- WHAT IS NEEDED -
Give only the number of lines below that contain the word "Lint".

Extracted data entries:
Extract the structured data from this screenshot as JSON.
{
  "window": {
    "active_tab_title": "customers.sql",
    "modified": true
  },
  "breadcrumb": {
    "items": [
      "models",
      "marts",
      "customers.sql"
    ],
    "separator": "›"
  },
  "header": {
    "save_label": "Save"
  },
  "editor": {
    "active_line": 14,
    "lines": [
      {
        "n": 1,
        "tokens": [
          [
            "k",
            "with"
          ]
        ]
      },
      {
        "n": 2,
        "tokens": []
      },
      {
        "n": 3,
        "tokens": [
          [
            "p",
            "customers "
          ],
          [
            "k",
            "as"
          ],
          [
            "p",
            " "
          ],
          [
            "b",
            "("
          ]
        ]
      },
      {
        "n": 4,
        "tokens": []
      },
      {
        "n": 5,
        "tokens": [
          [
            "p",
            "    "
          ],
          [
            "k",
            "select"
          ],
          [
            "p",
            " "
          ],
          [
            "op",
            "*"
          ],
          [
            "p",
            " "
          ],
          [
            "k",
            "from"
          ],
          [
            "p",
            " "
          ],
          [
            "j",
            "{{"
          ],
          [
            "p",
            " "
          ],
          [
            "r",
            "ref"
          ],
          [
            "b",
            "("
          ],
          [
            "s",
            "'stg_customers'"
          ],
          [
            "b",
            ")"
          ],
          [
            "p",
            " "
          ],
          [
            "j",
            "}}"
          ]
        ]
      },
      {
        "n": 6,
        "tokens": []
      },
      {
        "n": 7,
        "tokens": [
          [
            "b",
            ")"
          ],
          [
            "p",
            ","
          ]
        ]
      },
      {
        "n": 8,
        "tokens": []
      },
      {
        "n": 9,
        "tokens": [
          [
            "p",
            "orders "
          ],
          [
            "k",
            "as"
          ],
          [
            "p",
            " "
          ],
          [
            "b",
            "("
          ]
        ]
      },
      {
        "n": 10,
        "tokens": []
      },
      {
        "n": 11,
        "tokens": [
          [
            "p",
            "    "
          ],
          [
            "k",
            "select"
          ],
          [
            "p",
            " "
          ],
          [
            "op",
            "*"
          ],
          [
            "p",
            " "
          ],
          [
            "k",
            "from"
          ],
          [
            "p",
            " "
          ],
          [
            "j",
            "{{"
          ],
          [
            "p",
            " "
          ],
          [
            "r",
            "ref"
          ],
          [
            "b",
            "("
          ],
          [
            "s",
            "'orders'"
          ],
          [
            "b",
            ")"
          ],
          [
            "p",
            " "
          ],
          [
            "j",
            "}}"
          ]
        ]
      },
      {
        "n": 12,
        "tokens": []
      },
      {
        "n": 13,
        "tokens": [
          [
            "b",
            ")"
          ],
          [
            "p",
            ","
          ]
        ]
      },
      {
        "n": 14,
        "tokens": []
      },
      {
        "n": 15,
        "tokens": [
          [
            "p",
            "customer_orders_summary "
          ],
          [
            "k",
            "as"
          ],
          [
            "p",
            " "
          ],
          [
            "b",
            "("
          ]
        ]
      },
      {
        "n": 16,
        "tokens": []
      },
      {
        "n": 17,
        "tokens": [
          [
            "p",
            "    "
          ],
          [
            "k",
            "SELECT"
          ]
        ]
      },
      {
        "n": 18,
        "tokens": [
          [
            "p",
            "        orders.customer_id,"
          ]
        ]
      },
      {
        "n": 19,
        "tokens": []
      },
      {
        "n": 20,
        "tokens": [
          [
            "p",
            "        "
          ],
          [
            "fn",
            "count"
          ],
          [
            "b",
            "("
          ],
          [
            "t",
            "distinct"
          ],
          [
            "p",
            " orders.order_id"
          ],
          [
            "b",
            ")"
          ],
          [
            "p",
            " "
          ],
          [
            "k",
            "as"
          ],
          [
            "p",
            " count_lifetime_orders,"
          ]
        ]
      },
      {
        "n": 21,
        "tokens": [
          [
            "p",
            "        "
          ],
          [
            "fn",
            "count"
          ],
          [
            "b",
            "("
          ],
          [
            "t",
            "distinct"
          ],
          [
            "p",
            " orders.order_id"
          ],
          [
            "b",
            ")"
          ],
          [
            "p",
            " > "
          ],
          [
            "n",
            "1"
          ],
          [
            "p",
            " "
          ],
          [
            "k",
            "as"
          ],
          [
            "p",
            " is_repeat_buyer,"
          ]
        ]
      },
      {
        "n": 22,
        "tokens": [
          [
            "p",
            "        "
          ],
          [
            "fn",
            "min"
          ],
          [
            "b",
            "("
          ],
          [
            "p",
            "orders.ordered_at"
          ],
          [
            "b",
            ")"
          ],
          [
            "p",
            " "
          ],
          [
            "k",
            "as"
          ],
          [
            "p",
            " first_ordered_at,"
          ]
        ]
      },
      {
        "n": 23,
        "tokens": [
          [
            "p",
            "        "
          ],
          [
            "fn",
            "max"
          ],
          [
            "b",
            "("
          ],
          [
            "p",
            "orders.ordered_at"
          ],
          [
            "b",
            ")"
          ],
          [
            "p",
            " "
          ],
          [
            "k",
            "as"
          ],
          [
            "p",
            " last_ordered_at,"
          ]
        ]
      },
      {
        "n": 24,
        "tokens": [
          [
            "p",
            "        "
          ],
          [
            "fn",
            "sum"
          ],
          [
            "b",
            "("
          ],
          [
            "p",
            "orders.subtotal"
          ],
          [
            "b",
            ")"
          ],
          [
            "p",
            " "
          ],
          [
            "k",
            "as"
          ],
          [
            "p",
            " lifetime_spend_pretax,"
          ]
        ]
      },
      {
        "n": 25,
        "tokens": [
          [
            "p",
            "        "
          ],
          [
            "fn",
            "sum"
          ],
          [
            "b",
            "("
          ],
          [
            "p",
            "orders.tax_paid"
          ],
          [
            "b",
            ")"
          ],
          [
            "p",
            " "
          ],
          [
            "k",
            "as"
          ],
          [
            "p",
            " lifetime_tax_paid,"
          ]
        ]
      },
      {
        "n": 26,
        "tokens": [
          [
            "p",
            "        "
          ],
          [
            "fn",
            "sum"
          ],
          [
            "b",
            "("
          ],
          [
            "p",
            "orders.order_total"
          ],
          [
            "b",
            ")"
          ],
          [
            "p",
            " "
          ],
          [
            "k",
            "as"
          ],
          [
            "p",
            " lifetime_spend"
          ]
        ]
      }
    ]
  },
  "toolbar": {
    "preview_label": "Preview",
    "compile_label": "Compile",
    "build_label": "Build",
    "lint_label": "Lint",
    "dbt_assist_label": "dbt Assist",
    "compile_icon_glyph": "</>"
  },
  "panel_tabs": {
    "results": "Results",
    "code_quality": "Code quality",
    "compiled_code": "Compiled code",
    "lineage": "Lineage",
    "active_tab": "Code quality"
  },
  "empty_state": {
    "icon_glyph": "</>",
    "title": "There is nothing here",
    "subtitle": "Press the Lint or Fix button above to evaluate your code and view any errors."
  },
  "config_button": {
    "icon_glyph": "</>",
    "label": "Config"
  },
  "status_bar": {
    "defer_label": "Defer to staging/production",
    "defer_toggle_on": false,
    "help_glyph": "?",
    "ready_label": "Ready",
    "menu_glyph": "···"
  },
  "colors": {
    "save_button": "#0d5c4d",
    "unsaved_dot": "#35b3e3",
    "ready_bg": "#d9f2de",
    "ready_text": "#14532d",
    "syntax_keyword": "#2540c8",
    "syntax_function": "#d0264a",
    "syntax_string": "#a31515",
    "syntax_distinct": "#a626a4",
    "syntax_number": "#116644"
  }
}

- THE OUTPUT -
2